**AIM**
Using the records below, please work out how many lines contain "cada"; answer with the number alone.

---

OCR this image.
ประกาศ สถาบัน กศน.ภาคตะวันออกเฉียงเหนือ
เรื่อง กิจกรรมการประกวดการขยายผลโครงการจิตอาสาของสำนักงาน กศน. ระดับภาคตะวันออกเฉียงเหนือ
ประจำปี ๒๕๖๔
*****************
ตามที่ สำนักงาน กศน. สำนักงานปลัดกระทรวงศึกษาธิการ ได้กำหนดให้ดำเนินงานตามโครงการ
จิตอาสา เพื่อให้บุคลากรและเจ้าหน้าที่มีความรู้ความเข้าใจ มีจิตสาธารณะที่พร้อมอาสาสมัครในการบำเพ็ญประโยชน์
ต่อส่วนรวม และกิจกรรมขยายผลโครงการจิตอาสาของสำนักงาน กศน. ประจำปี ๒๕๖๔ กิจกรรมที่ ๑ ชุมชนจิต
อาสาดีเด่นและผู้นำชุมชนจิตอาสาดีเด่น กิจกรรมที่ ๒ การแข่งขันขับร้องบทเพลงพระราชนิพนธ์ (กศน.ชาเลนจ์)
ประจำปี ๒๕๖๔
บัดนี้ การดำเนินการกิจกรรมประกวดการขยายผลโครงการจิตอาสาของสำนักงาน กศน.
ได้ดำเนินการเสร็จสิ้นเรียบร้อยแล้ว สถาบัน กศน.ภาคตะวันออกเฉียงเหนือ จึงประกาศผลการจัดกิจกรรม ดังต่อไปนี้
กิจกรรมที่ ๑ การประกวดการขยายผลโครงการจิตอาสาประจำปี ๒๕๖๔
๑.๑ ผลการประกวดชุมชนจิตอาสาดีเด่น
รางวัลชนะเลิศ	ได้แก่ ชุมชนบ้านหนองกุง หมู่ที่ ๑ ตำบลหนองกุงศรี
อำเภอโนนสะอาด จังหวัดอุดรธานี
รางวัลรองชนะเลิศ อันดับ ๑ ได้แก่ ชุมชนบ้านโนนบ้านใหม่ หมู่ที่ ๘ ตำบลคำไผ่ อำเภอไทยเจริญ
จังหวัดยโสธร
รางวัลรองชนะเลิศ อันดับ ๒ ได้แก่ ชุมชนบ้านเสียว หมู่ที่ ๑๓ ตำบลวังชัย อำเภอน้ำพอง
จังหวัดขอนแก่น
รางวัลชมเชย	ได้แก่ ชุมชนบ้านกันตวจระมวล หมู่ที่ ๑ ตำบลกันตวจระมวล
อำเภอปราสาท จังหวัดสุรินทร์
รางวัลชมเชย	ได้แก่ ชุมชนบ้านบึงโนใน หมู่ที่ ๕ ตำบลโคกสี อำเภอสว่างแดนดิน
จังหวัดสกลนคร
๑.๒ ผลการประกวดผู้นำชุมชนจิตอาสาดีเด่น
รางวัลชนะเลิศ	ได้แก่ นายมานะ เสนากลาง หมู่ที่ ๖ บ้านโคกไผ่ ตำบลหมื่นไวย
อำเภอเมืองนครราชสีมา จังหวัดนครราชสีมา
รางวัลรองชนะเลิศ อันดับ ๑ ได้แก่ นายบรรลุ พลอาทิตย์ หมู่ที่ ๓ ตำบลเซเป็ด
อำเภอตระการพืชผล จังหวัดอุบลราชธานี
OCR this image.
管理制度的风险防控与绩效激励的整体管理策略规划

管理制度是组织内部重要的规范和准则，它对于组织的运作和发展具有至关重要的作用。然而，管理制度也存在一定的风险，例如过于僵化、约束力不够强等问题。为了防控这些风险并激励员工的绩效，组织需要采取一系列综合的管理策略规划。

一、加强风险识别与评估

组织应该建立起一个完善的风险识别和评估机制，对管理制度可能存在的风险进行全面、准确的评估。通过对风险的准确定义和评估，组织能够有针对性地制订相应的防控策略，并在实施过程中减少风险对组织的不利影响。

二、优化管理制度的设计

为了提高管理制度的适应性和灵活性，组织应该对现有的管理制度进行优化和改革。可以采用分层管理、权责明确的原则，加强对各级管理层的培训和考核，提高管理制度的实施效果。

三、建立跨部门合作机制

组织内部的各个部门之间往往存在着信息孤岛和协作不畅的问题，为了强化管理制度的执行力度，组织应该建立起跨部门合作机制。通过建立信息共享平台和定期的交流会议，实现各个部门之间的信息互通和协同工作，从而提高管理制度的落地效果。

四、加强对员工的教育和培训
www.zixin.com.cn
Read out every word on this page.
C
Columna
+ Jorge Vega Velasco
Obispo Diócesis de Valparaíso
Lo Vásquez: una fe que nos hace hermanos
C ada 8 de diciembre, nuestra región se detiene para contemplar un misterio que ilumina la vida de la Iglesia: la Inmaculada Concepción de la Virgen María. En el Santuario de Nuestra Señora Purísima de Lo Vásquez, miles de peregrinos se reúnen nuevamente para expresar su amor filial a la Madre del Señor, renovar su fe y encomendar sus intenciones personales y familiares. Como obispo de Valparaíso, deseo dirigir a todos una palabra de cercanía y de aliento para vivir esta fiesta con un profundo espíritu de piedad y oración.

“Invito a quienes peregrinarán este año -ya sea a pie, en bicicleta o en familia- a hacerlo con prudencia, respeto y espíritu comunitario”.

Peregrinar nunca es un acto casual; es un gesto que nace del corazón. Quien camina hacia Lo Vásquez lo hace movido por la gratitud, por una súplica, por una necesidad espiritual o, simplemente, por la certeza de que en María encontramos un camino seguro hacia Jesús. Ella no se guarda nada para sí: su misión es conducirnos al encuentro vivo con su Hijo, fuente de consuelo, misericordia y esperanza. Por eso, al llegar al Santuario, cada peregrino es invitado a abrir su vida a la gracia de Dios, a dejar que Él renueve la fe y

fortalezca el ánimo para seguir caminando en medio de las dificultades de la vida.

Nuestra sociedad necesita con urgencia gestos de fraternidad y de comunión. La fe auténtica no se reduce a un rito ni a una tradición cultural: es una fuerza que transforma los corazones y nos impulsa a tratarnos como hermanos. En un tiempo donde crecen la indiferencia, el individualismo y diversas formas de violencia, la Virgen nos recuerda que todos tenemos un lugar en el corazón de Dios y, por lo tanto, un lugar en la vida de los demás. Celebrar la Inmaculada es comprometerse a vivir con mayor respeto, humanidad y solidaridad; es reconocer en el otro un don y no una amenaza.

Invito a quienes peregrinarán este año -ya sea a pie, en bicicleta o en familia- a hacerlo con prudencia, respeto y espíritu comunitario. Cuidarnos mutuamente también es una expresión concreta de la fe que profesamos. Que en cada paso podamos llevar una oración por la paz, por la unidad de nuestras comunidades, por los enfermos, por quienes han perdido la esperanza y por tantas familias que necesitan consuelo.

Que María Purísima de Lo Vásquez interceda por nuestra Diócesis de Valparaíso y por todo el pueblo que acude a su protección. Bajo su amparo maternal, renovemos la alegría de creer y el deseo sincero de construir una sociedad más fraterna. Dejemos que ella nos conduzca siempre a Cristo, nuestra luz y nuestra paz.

---

**FINAL ANSWER**
2